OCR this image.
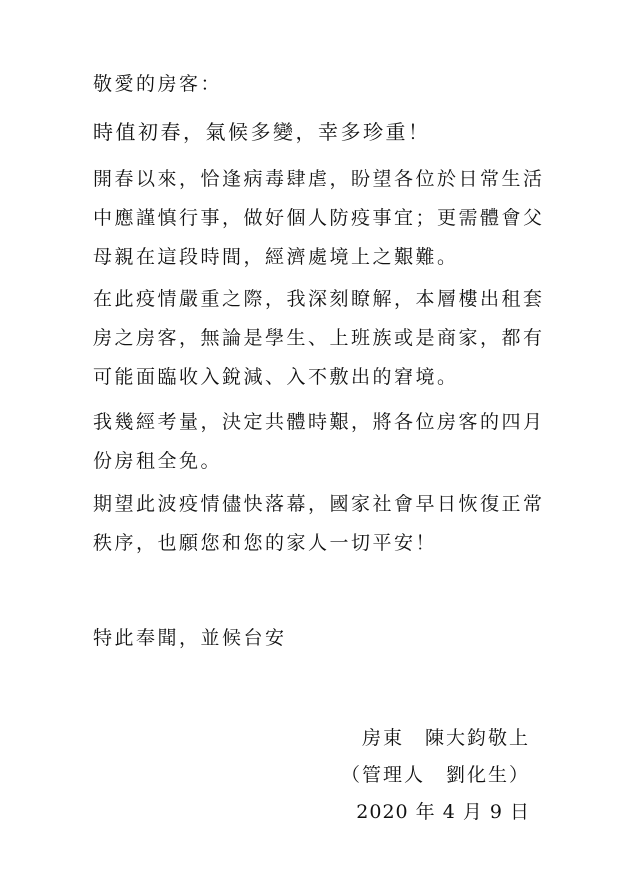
敬愛的房客：
時值初春，氣候多變，幸多珍重！
開春以來，恰逢病毒肆虐，盼望各位於日常生活
中應謹慎行事，做好個人防疫事宜；更需體會父
母親在這段時間，經濟處境上之艱難。
在此疫情嚴重之際，我深刻瞭解，本層樓出租套
房之房客，無論是學生、上班族或是商家，都有
可能面臨收入銳減、入不敷出的窘境。
我幾經考量，決定共體時艱，將各位房客的四月
份房租全免。
期望此波疫情儘快落幕，國家社會早日恢復正常
秩序，也願您和您的家人一切平安！
特此奉聞，並候台安
房東　陳大鈞敬上
（管理人　劉化生）
2020 年 4 月 9 日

What this task involves
Transcribe every record above exactly as written, leaving out any pictures.

Task answer
OCR this image.
敬愛的房客：
時值初春，氣候多變，幸多珍重！
開春以來，恰逢病毒肆虐，盼望各位於日常生活
中應謹慎行事，做好個人防疫事宜；更需體會父
母親在這段時間，經濟處境上之艱難。
在此疫情嚴重之際，我深刻瞭解，本層樓出租套
房之房客，無論是學生、上班族或是商家，都有
可能面臨收入銳減、入不敷出的窘境。
我幾經考量，決定共體時艱，將各位房客的四月
份房租全免。
期望此波疫情儘快落幕，國家社會早日恢復正常
秩序，也願您和您的家人一切平安！
特此奉聞，並候台安
房東　陳大鈞敬上
（管理人　劉化生）
2020 年 4 月 9 日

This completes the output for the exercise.